TASK DIRECTIONS: The records that follow must be reproduced in full, exactly as written.

Stored data
[Begin]
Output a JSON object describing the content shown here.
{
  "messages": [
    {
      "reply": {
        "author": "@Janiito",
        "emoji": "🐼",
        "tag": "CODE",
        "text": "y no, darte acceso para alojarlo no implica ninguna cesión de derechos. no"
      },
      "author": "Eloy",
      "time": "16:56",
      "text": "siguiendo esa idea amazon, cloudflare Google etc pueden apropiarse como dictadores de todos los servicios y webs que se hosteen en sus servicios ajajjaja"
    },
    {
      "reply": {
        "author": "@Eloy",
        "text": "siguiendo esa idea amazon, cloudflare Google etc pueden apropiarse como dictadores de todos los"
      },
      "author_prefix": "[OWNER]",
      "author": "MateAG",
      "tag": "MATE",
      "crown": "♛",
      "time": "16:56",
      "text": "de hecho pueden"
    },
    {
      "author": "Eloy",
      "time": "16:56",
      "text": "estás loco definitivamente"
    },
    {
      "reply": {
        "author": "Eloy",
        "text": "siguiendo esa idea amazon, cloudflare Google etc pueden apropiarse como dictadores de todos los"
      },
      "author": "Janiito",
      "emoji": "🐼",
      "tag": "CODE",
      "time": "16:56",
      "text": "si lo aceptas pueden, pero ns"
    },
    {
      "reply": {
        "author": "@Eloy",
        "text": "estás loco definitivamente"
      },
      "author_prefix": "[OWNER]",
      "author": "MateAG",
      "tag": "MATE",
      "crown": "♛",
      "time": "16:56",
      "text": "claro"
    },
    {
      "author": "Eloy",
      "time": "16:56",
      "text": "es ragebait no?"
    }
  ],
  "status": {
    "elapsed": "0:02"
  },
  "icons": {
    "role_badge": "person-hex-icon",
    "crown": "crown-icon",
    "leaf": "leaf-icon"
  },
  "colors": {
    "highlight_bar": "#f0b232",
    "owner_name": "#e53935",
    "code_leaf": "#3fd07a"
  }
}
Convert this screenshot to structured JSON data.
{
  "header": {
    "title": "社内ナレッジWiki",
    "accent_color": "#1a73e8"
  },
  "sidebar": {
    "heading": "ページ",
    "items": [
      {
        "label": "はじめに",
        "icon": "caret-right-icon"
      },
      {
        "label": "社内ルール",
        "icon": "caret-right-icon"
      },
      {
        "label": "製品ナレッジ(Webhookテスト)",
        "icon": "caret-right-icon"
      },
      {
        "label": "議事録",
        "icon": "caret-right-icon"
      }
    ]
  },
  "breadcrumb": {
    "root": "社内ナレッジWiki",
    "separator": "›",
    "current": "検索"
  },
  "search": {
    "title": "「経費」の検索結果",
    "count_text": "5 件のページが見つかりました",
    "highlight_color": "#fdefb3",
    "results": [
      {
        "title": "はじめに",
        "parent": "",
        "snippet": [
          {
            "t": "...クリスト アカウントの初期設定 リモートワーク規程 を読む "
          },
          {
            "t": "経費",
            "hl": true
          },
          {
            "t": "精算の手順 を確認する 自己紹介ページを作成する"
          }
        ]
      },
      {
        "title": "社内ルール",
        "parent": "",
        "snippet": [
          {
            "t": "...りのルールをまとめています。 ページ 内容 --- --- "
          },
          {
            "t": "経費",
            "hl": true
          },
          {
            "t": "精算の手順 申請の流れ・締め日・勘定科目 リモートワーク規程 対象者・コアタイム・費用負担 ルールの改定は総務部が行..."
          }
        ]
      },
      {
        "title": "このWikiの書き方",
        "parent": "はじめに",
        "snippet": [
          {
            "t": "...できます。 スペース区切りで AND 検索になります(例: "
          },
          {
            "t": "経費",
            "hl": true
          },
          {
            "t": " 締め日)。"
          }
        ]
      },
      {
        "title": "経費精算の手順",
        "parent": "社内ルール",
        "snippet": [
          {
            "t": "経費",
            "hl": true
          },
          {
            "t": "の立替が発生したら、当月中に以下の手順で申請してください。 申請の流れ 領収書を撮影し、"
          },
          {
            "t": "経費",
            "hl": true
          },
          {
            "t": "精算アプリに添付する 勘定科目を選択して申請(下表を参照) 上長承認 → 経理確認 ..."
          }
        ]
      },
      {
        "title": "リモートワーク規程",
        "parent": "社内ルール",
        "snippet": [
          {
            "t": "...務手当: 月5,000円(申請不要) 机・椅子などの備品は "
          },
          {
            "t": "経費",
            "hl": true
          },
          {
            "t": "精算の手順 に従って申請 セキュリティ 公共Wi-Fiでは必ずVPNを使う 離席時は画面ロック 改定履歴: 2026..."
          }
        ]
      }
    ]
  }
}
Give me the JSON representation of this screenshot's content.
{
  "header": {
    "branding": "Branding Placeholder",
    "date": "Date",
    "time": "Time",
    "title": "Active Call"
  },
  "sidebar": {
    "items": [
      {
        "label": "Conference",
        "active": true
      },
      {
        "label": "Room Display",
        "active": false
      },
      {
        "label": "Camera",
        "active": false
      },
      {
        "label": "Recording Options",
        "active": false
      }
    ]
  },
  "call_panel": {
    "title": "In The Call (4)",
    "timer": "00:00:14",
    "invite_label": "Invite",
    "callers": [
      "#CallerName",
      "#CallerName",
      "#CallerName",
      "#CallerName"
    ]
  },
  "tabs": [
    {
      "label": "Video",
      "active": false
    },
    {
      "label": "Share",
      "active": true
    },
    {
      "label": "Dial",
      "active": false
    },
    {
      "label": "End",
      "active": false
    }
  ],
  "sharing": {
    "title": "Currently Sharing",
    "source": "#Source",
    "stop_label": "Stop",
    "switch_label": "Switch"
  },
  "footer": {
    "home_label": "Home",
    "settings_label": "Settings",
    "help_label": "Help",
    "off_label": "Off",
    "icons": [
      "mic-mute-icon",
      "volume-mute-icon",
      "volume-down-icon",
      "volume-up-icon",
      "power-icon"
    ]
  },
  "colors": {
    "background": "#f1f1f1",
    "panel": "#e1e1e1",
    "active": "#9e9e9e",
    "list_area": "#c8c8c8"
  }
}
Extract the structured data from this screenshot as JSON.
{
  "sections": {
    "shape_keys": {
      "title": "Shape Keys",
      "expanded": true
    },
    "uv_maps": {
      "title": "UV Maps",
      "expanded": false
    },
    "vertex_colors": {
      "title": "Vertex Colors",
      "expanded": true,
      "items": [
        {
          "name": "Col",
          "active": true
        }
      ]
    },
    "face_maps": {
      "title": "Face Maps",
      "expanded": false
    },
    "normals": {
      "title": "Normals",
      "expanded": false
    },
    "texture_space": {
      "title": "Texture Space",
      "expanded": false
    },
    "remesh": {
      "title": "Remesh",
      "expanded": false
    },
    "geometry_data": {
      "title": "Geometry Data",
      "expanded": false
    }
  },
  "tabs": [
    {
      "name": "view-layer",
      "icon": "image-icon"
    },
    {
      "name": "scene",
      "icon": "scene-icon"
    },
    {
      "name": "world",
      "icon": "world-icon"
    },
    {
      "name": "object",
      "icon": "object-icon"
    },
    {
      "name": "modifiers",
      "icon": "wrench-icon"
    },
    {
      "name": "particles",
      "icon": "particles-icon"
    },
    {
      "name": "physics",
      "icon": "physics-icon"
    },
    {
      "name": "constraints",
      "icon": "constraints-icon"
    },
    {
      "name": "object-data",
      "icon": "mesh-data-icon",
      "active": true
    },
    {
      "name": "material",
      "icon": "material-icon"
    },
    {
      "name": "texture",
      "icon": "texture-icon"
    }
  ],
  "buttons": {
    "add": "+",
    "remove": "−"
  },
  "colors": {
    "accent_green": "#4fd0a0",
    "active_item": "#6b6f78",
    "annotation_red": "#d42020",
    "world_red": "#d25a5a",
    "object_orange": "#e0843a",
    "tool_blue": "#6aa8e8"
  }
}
[End]
CORRECT ANSWER:
Output a JSON object describing the content shown here.
{
  "messages": [
    {
      "reply": {
        "author": "@Janiito",
        "emoji": "🐼",
        "tag": "CODE",
        "text": "y no, darte acceso para alojarlo no implica ninguna cesión de derechos. no"
      },
      "author": "Eloy",
      "time": "16:56",
      "text": "siguiendo esa idea amazon, cloudflare Google etc pueden apropiarse como dictadores de todos los servicios y webs que se hosteen en sus servicios ajajjaja"
    },
    {
      "reply": {
        "author": "@Eloy",
        "text": "siguiendo esa idea amazon, cloudflare Google etc pueden apropiarse como dictadores de todos los"
      },
      "author_prefix": "[OWNER]",
      "author": "MateAG",
      "tag": "MATE",
      "crown": "♛",
      "time": "16:56",
      "text": "de hecho pueden"
    },
    {
      "author": "Eloy",
      "time": "16:56",
      "text": "estás loco definitivamente"
    },
    {
      "reply": {
        "author": "Eloy",
        "text": "siguiendo esa idea amazon, cloudflare Google etc pueden apropiarse como dictadores de todos los"
      },
      "author": "Janiito",
      "emoji": "🐼",
      "tag": "CODE",
      "time": "16:56",
      "text": "si lo aceptas pueden, pero ns"
    },
    {
      "reply": {
        "author": "@Eloy",
        "text": "estás loco definitivamente"
      },
      "author_prefix": "[OWNER]",
      "author": "MateAG",
      "tag": "MATE",
      "crown": "♛",
      "time": "16:56",
      "text": "claro"
    },
    {
      "author": "Eloy",
      "time": "16:56",
      "text": "es ragebait no?"
    }
  ],
  "status": {
    "elapsed": "0:02"
  },
  "icons": {
    "role_badge": "person-hex-icon",
    "crown": "crown-icon",
    "leaf": "leaf-icon"
  },
  "colors": {
    "highlight_bar": "#f0b232",
    "owner_name": "#e53935",
    "code_leaf": "#3fd07a"
  }
}
Convert this screenshot to structured JSON data.
{
  "header": {
    "title": "社内ナレッジWiki",
    "accent_color": "#1a73e8"
  },
  "sidebar": {
    "heading": "ページ",
    "items": [
      {
        "label": "はじめに",
        "icon": "caret-right-icon"
      },
      {
        "label": "社内ルール",
        "icon": "caret-right-icon"
      },
      {
        "label": "製品ナレッジ(Webhookテスト)",
        "icon": "caret-right-icon"
      },
      {
        "label": "議事録",
        "icon": "caret-right-icon"
      }
    ]
  },
  "breadcrumb": {
    "root": "社内ナレッジWiki",
    "separator": "›",
    "current": "検索"
  },
  "search": {
    "title": "「経費」の検索結果",
    "count_text": "5 件のページが見つかりました",
    "highlight_color": "#fdefb3",
    "results": [
      {
        "title": "はじめに",
        "parent": "",
        "snippet": [
          {
            "t": "...クリスト アカウントの初期設定 リモートワーク規程 を読む "
          },
          {
            "t": "経費",
            "hl": true
          },
          {
            "t": "精算の手順 を確認する 自己紹介ページを作成する"
          }
        ]
      },
      {
        "title": "社内ルール",
        "parent": "",
        "snippet": [
          {
            "t": "...りのルールをまとめています。 ページ 内容 --- --- "
          },
          {
            "t": "経費",
            "hl": true
          },
          {
            "t": "精算の手順 申請の流れ・締め日・勘定科目 リモートワーク規程 対象者・コアタイム・費用負担 ルールの改定は総務部が行..."
          }
        ]
      },
      {
        "title": "このWikiの書き方",
        "parent": "はじめに",
        "snippet": [
          {
            "t": "...できます。 スペース区切りで AND 検索になります(例: "
          },
          {
            "t": "経費",
            "hl": true
          },
          {
            "t": " 締め日)。"
          }
        ]
      },
      {
        "title": "経費精算の手順",
        "parent": "社内ルール",
        "snippet": [
          {
            "t": "経費",
            "hl": true
          },
          {
            "t": "の立替が発生したら、当月中に以下の手順で申請してください。 申請の流れ 領収書を撮影し、"
          },
          {
            "t": "経費",
            "hl": true
          },
          {
            "t": "精算アプリに添付する 勘定科目を選択して申請(下表を参照) 上長承認 → 経理確認 ..."
          }
        ]
      },
      {
        "title": "リモートワーク規程",
        "parent": "社内ルール",
        "snippet": [
          {
            "t": "...務手当: 月5,000円(申請不要) 机・椅子などの備品は "
          },
          {
            "t": "経費",
            "hl": true
          },
          {
            "t": "精算の手順 に従って申請 セキュリティ 公共Wi-Fiでは必ずVPNを使う 離席時は画面ロック 改定履歴: 2026..."
          }
        ]
      }
    ]
  }
}
Give me the JSON representation of this screenshot's content.
{
  "header": {
    "branding": "Branding Placeholder",
    "date": "Date",
    "time": "Time",
    "title": "Active Call"
  },
  "sidebar": {
    "items": [
      {
        "label": "Conference",
        "active": true
      },
      {
        "label": "Room Display",
        "active": false
      },
      {
        "label": "Camera",
        "active": false
      },
      {
        "label": "Recording Options",
        "active": false
      }
    ]
  },
  "call_panel": {
    "title": "In The Call (4)",
    "timer": "00:00:14",
    "invite_label": "Invite",
    "callers": [
      "#CallerName",
      "#CallerName",
      "#CallerName",
      "#CallerName"
    ]
  },
  "tabs": [
    {
      "label": "Video",
      "active": false
    },
    {
      "label": "Share",
      "active": true
    },
    {
      "label": "Dial",
      "active": false
    },
    {
      "label": "End",
      "active": false
    }
  ],
  "sharing": {
    "title": "Currently Sharing",
    "source": "#Source",
    "stop_label": "Stop",
    "switch_label": "Switch"
  },
  "footer": {
    "home_label": "Home",
    "settings_label": "Settings",
    "help_label": "Help",
    "off_label": "Off",
    "icons": [
      "mic-mute-icon",
      "volume-mute-icon",
      "volume-down-icon",
      "volume-up-icon",
      "power-icon"
    ]
  },
  "colors": {
    "background": "#f1f1f1",
    "panel": "#e1e1e1",
    "active": "#9e9e9e",
    "list_area": "#c8c8c8"
  }
}
Extract the structured data from this screenshot as JSON.
{
  "sections": {
    "shape_keys": {
      "title": "Shape Keys",
      "expanded": true
    },
    "uv_maps": {
      "title": "UV Maps",
      "expanded": false
    },
    "vertex_colors": {
      "title": "Vertex Colors",
      "expanded": true,
      "items": [
        {
          "name": "Col",
          "active": true
        }
      ]
    },
    "face_maps": {
      "title": "Face Maps",
      "expanded": false
    },
    "normals": {
      "title": "Normals",
      "expanded": false
    },
    "texture_space": {
      "title": "Texture Space",
      "expanded": false
    },
    "remesh": {
      "title": "Remesh",
      "expanded": false
    },
    "geometry_data": {
      "title": "Geometry Data",
      "expanded": false
    }
  },
  "tabs": [
    {
      "name": "view-layer",
      "icon": "image-icon"
    },
    {
      "name": "scene",
      "icon": "scene-icon"
    },
    {
      "name": "world",
      "icon": "world-icon"
    },
    {
      "name": "object",
      "icon": "object-icon"
    },
    {
      "name": "modifiers",
      "icon": "wrench-icon"
    },
    {
      "name": "particles",
      "icon": "particles-icon"
    },
    {
      "name": "physics",
      "icon": "physics-icon"
    },
    {
      "name": "constraints",
      "icon": "constraints-icon"
    },
    {
      "name": "object-data",
      "icon": "mesh-data-icon",
      "active": true
    },
    {
      "name": "material",
      "icon": "material-icon"
    },
    {
      "name": "texture",
      "icon": "texture-icon"
    }
  ],
  "buttons": {
    "add": "+",
    "remove": "−"
  },
  "colors": {
    "accent_green": "#4fd0a0",
    "active_item": "#6b6f78",
    "annotation_red": "#d42020",
    "world_red": "#d25a5a",
    "object_orange": "#e0843a",
    "tool_blue": "#6aa8e8"
  }
}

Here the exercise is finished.